[Extracted records]
--

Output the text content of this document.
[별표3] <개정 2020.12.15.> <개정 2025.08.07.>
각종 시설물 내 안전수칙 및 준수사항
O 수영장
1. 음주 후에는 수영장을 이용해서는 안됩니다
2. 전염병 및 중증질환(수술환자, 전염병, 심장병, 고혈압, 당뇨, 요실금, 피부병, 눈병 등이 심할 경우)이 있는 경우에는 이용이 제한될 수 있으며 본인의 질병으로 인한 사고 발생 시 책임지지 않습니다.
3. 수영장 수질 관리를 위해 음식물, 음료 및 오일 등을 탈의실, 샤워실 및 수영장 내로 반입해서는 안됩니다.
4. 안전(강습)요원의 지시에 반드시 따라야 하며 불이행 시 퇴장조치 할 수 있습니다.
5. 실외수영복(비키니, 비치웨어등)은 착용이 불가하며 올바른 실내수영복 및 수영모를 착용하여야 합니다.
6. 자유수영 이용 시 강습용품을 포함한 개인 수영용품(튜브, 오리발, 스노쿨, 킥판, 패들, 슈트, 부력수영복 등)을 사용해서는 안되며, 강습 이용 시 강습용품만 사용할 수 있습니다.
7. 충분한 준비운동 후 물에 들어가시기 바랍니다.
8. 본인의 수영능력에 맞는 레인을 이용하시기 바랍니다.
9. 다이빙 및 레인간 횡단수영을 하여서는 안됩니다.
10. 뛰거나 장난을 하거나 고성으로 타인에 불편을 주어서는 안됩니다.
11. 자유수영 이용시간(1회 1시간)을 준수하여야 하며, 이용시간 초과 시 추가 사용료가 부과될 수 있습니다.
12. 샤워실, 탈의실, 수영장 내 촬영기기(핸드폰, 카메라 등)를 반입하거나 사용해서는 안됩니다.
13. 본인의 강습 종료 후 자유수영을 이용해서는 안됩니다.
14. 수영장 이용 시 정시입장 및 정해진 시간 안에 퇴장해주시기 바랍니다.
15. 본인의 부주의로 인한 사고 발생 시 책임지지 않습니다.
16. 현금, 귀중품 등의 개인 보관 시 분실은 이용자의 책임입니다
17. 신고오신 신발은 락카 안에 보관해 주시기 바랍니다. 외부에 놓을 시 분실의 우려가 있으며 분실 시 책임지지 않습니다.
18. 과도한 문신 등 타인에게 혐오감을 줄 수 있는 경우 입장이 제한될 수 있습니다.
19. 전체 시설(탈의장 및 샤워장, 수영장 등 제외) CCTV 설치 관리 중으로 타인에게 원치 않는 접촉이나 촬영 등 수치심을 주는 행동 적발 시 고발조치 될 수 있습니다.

--

→ **GIVEN PROBLEM**: Using the material above, copy every line in which the string "타인에게" occurs.

→ **THE RESPONSE**:
18. 과도한 문신 등 타인에게 혐오감을 줄 수 있는 경우 입장이 제한될 수 있습니다.
19. 전체 시설(탈의장 및 샤워장, 수영장 등 제외) CCTV 설치 관리 중으로 타인에게 원치 않는 접촉이나 촬영 등 수치심을 주는 행동 적발 시 고발조치 될 수 있습니다.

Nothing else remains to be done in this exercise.